## Begin Input

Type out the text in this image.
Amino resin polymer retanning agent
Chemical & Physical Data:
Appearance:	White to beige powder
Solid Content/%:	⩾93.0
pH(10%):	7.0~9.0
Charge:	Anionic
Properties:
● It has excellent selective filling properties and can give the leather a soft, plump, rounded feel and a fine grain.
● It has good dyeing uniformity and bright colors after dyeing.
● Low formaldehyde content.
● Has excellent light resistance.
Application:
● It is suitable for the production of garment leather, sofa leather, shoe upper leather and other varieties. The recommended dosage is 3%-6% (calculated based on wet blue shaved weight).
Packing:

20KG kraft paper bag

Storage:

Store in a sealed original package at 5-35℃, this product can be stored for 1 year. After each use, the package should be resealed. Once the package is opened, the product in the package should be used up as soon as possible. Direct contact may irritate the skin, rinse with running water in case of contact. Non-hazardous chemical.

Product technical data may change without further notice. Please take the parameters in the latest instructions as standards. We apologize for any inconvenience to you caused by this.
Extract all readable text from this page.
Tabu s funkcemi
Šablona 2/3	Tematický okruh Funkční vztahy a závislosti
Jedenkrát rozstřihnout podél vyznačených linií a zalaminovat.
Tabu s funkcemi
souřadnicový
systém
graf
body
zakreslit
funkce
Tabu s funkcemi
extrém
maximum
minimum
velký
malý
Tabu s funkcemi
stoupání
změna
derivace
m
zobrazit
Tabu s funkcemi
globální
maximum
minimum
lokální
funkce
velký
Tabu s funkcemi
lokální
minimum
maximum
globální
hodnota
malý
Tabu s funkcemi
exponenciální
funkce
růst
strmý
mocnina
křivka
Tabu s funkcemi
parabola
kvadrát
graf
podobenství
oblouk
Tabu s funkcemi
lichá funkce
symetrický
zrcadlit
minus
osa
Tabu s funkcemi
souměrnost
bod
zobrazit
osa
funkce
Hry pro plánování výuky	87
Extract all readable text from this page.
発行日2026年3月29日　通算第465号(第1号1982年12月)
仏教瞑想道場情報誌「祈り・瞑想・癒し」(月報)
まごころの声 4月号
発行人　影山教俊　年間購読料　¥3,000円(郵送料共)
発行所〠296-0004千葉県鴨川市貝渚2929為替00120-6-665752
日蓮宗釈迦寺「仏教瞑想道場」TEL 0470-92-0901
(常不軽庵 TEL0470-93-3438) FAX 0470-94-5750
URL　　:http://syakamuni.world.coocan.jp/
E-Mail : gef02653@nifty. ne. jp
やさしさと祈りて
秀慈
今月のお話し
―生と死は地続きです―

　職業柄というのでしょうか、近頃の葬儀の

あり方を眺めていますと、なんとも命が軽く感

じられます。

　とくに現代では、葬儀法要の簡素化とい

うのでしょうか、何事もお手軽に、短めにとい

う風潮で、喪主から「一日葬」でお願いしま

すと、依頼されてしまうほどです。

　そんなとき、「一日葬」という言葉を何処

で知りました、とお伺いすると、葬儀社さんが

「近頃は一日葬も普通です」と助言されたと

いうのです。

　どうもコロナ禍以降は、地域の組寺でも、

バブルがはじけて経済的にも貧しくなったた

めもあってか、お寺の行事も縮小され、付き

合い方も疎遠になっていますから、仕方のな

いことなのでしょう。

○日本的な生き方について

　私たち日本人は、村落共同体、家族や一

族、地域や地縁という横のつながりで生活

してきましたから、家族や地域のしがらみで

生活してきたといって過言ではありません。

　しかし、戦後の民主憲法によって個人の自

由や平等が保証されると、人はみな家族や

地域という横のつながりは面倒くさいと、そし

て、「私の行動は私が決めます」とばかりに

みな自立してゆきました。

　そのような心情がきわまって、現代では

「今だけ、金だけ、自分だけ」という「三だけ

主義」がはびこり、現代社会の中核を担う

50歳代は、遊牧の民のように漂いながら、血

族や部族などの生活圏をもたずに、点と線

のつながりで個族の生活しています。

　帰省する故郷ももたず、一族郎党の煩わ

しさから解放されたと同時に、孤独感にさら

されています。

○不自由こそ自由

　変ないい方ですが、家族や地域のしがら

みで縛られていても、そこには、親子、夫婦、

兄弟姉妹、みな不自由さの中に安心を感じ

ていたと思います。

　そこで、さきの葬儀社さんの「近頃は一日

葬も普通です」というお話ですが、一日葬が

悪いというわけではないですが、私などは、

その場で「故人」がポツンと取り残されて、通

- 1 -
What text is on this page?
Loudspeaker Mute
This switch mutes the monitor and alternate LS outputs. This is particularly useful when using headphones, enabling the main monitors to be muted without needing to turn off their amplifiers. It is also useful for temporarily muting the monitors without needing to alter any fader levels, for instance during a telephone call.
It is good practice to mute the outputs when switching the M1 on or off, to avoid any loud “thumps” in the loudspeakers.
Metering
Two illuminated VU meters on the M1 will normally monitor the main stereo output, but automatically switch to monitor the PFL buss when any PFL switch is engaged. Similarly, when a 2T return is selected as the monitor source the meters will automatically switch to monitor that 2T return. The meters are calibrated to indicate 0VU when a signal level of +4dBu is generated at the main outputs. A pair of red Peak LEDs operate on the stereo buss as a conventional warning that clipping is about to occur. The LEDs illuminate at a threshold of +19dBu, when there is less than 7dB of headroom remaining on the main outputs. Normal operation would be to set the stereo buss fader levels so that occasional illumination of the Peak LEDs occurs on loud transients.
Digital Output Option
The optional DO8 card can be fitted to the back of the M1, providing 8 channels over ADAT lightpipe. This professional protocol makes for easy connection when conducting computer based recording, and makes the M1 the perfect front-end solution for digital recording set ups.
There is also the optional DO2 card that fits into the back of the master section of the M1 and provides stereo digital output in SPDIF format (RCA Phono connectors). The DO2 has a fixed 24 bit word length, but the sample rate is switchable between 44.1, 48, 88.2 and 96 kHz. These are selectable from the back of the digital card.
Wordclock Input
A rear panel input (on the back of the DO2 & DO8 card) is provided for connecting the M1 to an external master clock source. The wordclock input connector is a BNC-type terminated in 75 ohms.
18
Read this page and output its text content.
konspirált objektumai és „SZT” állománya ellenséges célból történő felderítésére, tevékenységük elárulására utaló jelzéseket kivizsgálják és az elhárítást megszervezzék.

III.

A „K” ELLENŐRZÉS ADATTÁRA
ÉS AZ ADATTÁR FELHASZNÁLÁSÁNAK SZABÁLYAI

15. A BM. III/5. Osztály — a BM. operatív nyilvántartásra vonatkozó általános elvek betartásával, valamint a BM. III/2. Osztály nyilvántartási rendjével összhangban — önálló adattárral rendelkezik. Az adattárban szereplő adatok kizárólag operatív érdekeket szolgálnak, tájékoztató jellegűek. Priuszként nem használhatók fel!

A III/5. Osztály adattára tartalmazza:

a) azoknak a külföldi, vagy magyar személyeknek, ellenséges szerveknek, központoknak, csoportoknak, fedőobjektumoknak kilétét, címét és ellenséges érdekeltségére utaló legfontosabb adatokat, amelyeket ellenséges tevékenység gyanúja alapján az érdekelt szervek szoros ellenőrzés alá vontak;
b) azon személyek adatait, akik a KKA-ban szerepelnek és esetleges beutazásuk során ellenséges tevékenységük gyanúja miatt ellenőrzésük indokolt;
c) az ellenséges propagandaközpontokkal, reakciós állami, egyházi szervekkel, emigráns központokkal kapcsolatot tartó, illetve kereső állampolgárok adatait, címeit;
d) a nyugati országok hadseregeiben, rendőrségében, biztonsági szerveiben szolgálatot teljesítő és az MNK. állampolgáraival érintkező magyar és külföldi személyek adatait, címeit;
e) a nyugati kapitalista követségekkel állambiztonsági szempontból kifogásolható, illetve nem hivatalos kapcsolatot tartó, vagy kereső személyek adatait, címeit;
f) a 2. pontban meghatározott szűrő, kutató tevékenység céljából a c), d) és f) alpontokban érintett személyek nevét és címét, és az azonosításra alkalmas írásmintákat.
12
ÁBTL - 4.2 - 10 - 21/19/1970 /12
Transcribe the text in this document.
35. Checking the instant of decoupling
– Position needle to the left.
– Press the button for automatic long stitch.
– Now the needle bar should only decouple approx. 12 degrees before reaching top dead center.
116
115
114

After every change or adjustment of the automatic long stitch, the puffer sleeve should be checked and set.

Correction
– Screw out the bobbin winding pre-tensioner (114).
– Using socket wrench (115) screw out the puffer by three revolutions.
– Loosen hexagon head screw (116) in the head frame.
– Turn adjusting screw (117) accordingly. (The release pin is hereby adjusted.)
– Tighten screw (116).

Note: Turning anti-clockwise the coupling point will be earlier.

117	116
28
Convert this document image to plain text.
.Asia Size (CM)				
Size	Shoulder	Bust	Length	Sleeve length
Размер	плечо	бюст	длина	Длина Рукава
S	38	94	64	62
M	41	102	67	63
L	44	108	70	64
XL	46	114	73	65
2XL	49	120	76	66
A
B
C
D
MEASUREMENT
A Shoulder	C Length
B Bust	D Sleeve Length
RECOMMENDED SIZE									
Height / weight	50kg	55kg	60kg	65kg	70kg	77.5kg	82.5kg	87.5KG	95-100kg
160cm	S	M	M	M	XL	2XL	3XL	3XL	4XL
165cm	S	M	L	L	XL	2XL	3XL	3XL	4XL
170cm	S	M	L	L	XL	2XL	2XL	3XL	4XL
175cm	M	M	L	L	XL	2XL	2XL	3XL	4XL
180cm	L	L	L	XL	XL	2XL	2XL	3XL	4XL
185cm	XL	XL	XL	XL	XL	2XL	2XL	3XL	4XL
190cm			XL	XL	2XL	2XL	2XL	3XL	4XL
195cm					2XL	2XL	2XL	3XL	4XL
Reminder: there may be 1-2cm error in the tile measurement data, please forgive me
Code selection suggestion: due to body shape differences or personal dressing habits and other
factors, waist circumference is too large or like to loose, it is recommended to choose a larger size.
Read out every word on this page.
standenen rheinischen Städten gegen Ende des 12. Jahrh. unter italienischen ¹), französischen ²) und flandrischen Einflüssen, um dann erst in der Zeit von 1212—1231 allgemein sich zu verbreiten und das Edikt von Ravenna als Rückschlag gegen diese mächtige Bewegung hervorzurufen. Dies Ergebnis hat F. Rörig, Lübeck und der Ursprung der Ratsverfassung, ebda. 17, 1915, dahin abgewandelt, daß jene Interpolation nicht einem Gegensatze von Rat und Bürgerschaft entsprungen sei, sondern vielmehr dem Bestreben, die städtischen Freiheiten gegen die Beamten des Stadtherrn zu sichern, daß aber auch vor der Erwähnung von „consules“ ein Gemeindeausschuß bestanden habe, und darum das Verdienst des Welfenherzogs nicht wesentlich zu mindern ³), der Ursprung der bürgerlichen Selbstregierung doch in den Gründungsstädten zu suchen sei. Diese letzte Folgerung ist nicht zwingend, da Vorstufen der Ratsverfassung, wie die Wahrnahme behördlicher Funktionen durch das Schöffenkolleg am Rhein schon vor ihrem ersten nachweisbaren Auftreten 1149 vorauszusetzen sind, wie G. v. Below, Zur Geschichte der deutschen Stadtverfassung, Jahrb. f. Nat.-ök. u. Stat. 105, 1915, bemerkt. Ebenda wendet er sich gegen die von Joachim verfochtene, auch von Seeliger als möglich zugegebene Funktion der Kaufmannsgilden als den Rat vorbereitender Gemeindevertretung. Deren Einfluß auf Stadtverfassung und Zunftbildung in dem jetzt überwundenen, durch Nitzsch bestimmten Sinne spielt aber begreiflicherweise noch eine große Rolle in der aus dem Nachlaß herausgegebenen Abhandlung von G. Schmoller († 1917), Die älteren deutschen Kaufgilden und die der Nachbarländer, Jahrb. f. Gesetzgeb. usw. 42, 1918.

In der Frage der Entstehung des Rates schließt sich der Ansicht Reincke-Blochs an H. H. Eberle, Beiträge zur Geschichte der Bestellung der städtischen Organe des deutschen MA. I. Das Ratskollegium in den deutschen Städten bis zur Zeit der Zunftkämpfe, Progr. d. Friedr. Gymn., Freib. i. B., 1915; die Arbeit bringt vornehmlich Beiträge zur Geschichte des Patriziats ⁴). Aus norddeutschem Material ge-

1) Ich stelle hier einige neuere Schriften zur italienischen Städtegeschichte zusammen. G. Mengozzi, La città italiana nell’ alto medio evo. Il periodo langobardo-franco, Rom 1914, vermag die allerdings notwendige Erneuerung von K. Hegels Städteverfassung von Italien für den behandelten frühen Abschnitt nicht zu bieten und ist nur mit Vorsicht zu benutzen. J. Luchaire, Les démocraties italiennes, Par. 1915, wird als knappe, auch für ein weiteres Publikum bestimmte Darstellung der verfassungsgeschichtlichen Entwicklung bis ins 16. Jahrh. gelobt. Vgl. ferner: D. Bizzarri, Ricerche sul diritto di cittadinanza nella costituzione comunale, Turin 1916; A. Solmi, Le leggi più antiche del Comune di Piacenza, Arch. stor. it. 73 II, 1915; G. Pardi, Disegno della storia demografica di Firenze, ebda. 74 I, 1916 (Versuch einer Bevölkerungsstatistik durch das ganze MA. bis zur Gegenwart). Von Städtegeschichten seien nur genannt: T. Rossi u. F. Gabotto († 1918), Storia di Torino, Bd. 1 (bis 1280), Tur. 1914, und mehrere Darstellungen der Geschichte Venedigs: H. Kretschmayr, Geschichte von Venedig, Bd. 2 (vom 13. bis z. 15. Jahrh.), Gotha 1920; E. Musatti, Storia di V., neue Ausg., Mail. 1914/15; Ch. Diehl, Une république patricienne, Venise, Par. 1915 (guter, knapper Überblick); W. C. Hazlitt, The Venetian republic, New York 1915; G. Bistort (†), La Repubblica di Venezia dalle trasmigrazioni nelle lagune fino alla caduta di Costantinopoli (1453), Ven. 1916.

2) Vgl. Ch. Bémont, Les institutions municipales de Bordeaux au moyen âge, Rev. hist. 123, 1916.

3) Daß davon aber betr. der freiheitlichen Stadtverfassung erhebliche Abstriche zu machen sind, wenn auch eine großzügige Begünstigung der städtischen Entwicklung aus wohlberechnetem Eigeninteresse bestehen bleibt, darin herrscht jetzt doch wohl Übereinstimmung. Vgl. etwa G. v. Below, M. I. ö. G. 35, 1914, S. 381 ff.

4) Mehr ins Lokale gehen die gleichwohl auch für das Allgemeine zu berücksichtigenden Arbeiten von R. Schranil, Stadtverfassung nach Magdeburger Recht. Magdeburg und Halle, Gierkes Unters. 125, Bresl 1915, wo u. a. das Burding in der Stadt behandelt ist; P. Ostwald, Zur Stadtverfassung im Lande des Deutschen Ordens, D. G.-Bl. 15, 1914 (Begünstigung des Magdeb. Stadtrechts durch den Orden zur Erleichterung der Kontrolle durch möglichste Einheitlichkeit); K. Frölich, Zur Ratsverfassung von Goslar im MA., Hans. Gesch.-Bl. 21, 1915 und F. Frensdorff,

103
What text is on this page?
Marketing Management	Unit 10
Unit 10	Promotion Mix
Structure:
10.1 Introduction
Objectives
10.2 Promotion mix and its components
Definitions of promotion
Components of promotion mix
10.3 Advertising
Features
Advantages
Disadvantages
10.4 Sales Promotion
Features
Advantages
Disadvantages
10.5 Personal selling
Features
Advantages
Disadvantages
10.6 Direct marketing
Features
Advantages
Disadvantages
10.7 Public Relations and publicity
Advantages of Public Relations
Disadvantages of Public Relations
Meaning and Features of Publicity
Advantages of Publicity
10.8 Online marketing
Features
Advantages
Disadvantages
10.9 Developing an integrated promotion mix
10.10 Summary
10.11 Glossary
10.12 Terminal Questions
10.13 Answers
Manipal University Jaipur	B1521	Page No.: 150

## End Input

▸ Task prompt
Find each line that has the word "Unit", then copy it out.

▸ Solved exercise
Marketing Management	Unit 10
Unit 10	Promotion Mix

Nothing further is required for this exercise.